— Start of The records —

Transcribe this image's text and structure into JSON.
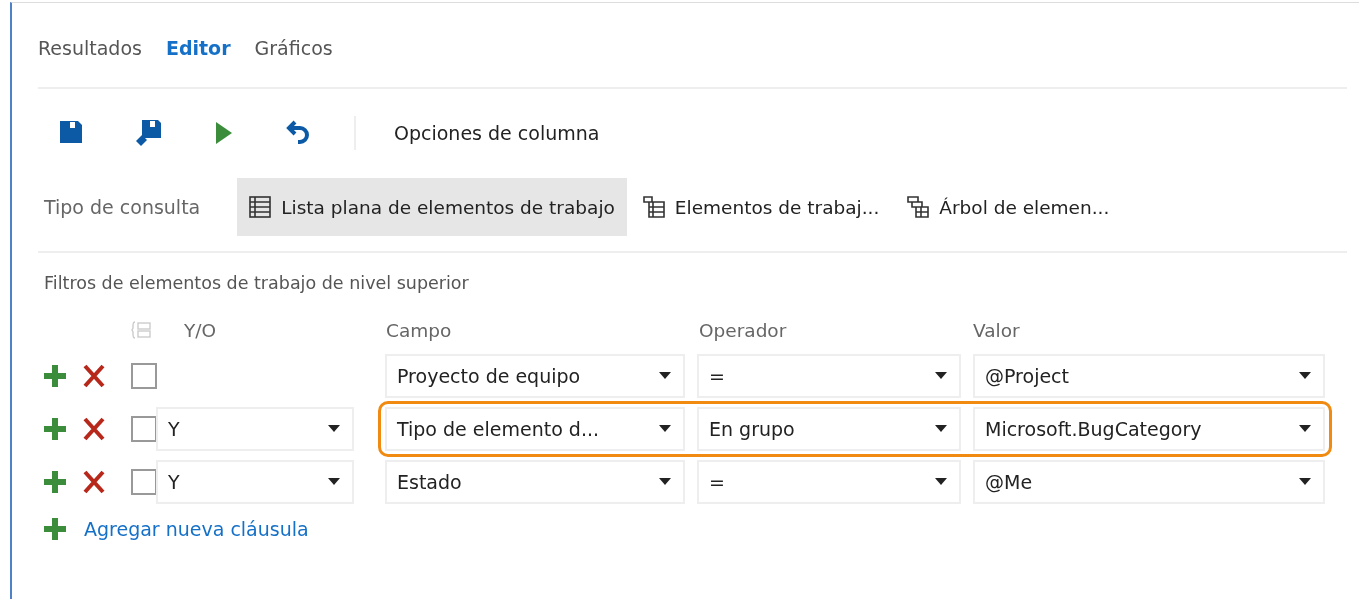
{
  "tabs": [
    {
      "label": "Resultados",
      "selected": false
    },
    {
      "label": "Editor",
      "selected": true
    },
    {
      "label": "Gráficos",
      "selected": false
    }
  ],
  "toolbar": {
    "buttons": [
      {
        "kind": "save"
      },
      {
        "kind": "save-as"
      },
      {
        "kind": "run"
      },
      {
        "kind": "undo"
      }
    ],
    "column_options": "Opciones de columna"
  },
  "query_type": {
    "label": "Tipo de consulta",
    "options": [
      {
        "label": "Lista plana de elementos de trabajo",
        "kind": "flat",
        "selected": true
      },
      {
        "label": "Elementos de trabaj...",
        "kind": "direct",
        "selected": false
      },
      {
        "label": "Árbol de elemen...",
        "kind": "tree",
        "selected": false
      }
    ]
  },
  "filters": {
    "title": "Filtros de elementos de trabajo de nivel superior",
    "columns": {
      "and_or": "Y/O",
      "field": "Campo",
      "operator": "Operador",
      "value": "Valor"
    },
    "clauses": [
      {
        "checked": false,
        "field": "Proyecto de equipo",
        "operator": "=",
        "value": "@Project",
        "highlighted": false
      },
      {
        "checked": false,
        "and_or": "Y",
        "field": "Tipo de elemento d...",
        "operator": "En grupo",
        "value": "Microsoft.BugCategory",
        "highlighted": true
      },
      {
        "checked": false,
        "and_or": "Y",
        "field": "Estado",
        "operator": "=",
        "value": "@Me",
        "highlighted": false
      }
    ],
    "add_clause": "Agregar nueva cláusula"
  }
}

— End of The records —
— Start of The records —

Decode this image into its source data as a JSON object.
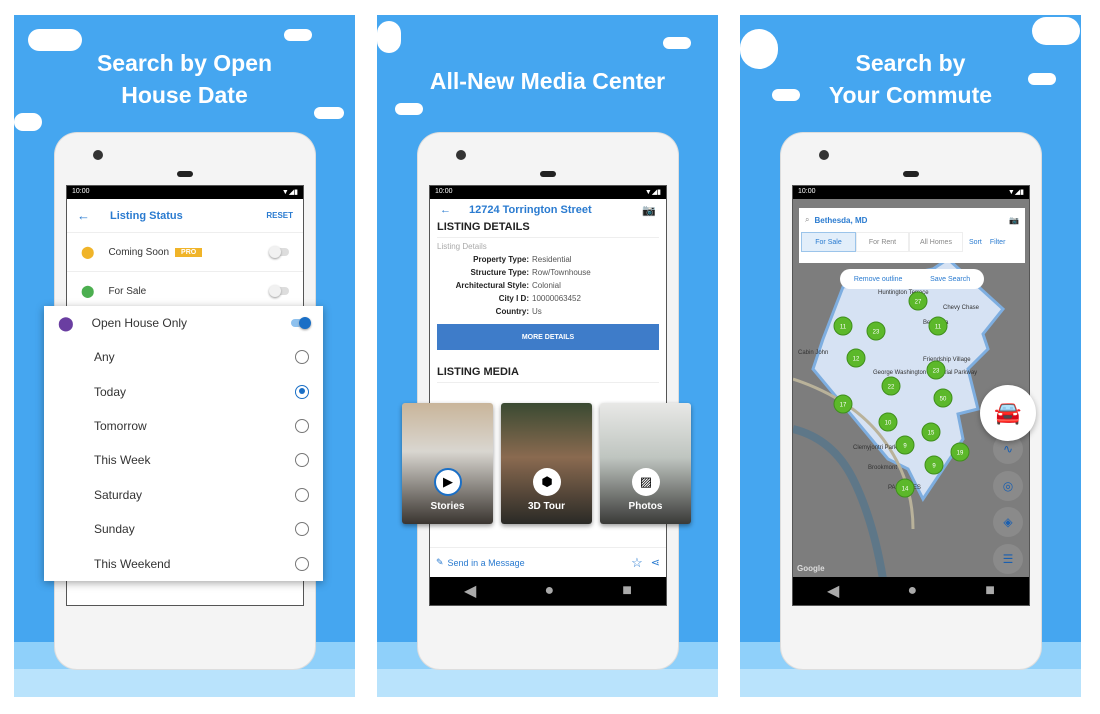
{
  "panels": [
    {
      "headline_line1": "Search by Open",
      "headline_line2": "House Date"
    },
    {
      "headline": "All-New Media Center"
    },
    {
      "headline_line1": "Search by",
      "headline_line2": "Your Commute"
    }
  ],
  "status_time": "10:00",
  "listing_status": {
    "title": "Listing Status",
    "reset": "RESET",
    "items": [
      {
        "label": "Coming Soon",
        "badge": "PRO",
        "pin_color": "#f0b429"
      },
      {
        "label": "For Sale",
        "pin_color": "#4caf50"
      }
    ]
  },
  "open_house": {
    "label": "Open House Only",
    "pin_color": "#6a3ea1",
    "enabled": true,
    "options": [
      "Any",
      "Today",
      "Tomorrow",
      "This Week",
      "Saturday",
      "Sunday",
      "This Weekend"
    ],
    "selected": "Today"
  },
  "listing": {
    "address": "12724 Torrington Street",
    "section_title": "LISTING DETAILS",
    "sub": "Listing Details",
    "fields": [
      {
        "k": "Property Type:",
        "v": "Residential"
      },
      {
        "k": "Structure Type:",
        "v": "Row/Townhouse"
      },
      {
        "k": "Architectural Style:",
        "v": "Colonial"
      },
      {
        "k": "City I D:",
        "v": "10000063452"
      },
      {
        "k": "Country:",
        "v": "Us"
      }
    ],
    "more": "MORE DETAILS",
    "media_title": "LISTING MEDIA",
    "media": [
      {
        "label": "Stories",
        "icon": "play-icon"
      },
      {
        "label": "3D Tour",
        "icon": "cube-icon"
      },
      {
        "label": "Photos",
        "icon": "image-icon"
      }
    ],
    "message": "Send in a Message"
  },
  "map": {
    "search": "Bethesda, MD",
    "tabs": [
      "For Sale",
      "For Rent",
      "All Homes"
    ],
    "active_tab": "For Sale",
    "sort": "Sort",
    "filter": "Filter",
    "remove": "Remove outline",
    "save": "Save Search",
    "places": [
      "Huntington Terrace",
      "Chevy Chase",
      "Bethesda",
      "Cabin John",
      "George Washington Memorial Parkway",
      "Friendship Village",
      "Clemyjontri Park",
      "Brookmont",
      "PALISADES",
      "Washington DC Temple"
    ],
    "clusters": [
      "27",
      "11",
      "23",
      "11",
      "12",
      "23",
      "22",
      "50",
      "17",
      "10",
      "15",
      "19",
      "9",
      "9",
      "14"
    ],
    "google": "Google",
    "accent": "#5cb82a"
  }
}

— End of The records —

Short task
Scan the records above for the string "Sale", then report every line that contains it.

Problem solution
        "label": "For Sale",
      "For Sale",
    "active_tab": "For Sale",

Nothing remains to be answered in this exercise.